Given exercise
The data below is to be returned in full and exactly.
** START Information given **
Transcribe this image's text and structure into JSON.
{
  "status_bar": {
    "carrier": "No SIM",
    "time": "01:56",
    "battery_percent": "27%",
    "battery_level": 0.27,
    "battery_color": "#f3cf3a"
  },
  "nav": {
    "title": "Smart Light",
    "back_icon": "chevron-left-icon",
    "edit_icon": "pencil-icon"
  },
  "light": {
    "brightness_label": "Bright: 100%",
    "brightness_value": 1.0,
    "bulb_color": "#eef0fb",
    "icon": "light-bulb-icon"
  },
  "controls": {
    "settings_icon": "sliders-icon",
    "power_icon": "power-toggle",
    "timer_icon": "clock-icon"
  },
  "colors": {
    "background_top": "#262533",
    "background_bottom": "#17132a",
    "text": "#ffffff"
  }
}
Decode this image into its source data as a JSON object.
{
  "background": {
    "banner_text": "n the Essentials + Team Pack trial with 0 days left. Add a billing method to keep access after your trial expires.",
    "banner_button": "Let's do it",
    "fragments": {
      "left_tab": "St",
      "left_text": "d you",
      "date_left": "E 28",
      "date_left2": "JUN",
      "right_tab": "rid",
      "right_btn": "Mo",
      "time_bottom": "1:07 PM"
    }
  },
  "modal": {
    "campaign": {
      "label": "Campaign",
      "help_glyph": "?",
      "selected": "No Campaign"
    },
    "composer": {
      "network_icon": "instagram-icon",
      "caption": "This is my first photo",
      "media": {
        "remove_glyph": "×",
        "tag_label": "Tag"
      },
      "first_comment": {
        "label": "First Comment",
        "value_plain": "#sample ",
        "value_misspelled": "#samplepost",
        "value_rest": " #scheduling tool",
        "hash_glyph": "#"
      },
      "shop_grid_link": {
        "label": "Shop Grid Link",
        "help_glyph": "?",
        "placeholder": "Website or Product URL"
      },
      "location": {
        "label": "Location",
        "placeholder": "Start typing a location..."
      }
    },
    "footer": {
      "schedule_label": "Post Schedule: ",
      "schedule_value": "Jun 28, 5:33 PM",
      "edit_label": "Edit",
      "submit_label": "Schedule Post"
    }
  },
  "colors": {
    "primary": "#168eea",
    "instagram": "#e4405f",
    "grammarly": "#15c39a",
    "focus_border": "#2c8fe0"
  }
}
** END Information given **
Solution for this exercise
Transcribe this image's text and structure into JSON.
{
  "status_bar": {
    "carrier": "No SIM",
    "time": "01:56",
    "battery_percent": "27%",
    "battery_level": 0.27,
    "battery_color": "#f3cf3a"
  },
  "nav": {
    "title": "Smart Light",
    "back_icon": "chevron-left-icon",
    "edit_icon": "pencil-icon"
  },
  "light": {
    "brightness_label": "Bright: 100%",
    "brightness_value": 1.0,
    "bulb_color": "#eef0fb",
    "icon": "light-bulb-icon"
  },
  "controls": {
    "settings_icon": "sliders-icon",
    "power_icon": "power-toggle",
    "timer_icon": "clock-icon"
  },
  "colors": {
    "background_top": "#262533",
    "background_bottom": "#17132a",
    "text": "#ffffff"
  }
}
Decode this image into its source data as a JSON object.
{
  "background": {
    "banner_text": "n the Essentials + Team Pack trial with 0 days left. Add a billing method to keep access after your trial expires.",
    "banner_button": "Let's do it",
    "fragments": {
      "left_tab": "St",
      "left_text": "d you",
      "date_left": "E 28",
      "date_left2": "JUN",
      "right_tab": "rid",
      "right_btn": "Mo",
      "time_bottom": "1:07 PM"
    }
  },
  "modal": {
    "campaign": {
      "label": "Campaign",
      "help_glyph": "?",
      "selected": "No Campaign"
    },
    "composer": {
      "network_icon": "instagram-icon",
      "caption": "This is my first photo",
      "media": {
        "remove_glyph": "×",
        "tag_label": "Tag"
      },
      "first_comment": {
        "label": "First Comment",
        "value_plain": "#sample ",
        "value_misspelled": "#samplepost",
        "value_rest": " #scheduling tool",
        "hash_glyph": "#"
      },
      "shop_grid_link": {
        "label": "Shop Grid Link",
        "help_glyph": "?",
        "placeholder": "Website or Product URL"
      },
      "location": {
        "label": "Location",
        "placeholder": "Start typing a location..."
      }
    },
    "footer": {
      "schedule_label": "Post Schedule: ",
      "schedule_value": "Jun 28, 5:33 PM",
      "edit_label": "Edit",
      "submit_label": "Schedule Post"
    }
  },
  "colors": {
    "primary": "#168eea",
    "instagram": "#e4405f",
    "grammarly": "#15c39a",
    "focus_border": "#2c8fe0"
  }
}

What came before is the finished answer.